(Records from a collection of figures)
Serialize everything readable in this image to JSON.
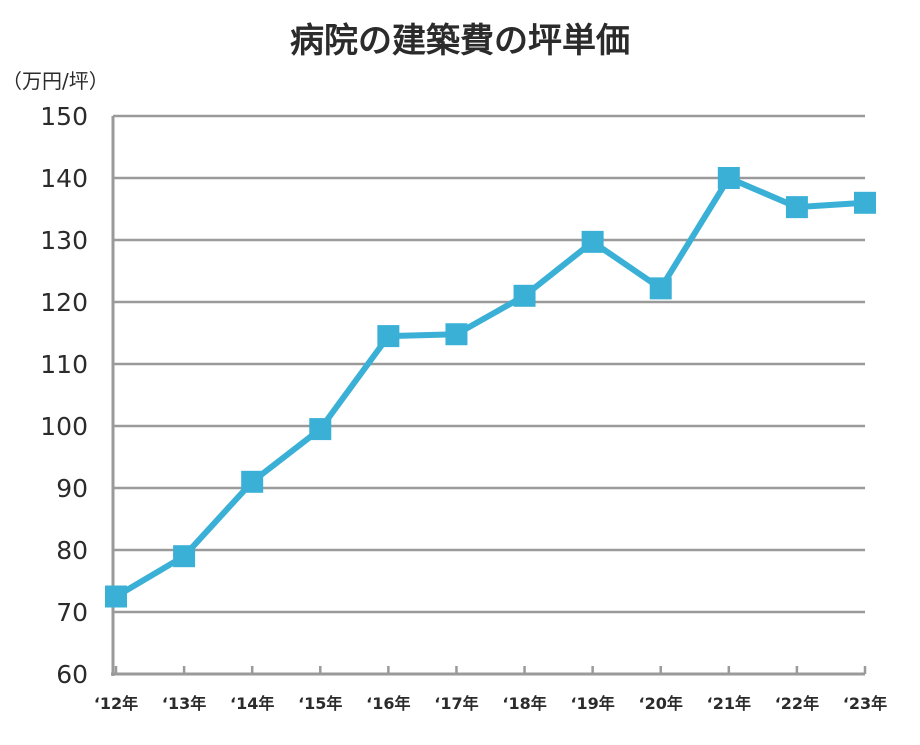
{
  "chart_data": {
    "type": "line",
    "title": "病院の建築費の坪単価",
    "ylabel": "（万円/坪）",
    "xlabel": "",
    "categories": [
      "‘12年",
      "‘13年",
      "‘14年",
      "‘15年",
      "‘16年",
      "‘17年",
      "‘18年",
      "‘19年",
      "‘20年",
      "‘21年",
      "‘22年",
      "‘23年"
    ],
    "series": [
      {
        "values": [
          72.5,
          79,
          91,
          99.5,
          114.5,
          114.8,
          121,
          129.7,
          122.2,
          140,
          135.3,
          136
        ]
      }
    ],
    "ylim": [
      60,
      150
    ],
    "yticks": [
      60,
      70,
      80,
      90,
      100,
      110,
      120,
      130,
      140,
      150
    ],
    "grid": true,
    "legend": "none",
    "marker": "square",
    "color": "#3bb0d6"
  }
}
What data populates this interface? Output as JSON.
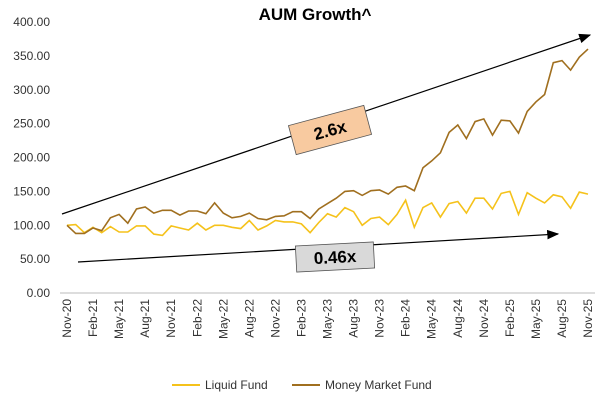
{
  "chart_data": {
    "type": "line",
    "title": "AUM Growth^",
    "categories": [
      "Nov-20",
      null,
      null,
      "Feb-21",
      null,
      null,
      "May-21",
      null,
      null,
      "Aug-21",
      null,
      null,
      "Nov-21",
      null,
      null,
      "Feb-22",
      null,
      null,
      "May-22",
      null,
      null,
      "Aug-22",
      null,
      null,
      "Nov-22",
      null,
      null,
      "Feb-23",
      null,
      null,
      "May-23",
      null,
      null,
      "Aug-23",
      null,
      null,
      "Nov-23",
      null,
      null,
      "Feb-24",
      null,
      null,
      "May-24",
      null,
      null,
      "Aug-24",
      null,
      null,
      "Nov-24",
      null,
      null,
      "Feb-25",
      null,
      null,
      "May-25",
      null,
      null,
      "Aug-25",
      null,
      null,
      "Nov-25"
    ],
    "series": [
      {
        "name": "Liquid Fund",
        "color": "#f5c21b",
        "values": [
          100,
          101,
          89,
          97,
          89,
          98,
          90,
          90,
          99,
          99,
          87,
          85,
          99,
          96,
          93,
          103,
          93,
          100,
          100,
          97,
          95,
          107,
          93,
          99,
          107,
          105,
          105,
          102,
          89,
          104,
          117,
          112,
          126,
          120,
          100,
          110,
          112,
          101,
          116,
          137,
          97,
          126,
          133,
          112,
          132,
          135,
          118,
          140,
          140,
          124,
          147,
          150,
          116,
          148,
          140,
          133,
          145,
          142,
          125,
          149,
          146
        ]
      },
      {
        "name": "Money Market Fund",
        "color": "#a06f1f",
        "values": [
          100,
          88,
          88,
          96,
          92,
          111,
          116,
          103,
          124,
          127,
          118,
          122,
          122,
          115,
          121,
          121,
          117,
          133,
          118,
          111,
          113,
          118,
          110,
          108,
          113,
          114,
          120,
          120,
          110,
          124,
          132,
          140,
          150,
          151,
          144,
          151,
          152,
          146,
          156,
          158,
          151,
          185,
          195,
          207,
          237,
          248,
          228,
          253,
          257,
          233,
          255,
          254,
          236,
          268,
          282,
          293,
          340,
          343,
          329,
          348,
          360
        ]
      }
    ],
    "ylim": [
      0,
      400
    ],
    "yticks": [
      {
        "value": 0,
        "label": "0.00"
      },
      {
        "value": 50,
        "label": "50.00"
      },
      {
        "value": 100,
        "label": "100.00"
      },
      {
        "value": 150,
        "label": "150.00"
      },
      {
        "value": 200,
        "label": "200.00"
      },
      {
        "value": 250,
        "label": "250.00"
      },
      {
        "value": 300,
        "label": "300.00"
      },
      {
        "value": 350,
        "label": "350.00"
      },
      {
        "value": 400,
        "label": "400.00"
      }
    ],
    "annotations": [
      "2.6x",
      "0.46x"
    ],
    "legend": "bottom"
  }
}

TASK OBJECTIVE
Find the string "name" in the entries above and return each line that holds it.

SOLUTION TO THE PROBLEM
        "name": "Liquid Fund",
        "name": "Money Market Fund",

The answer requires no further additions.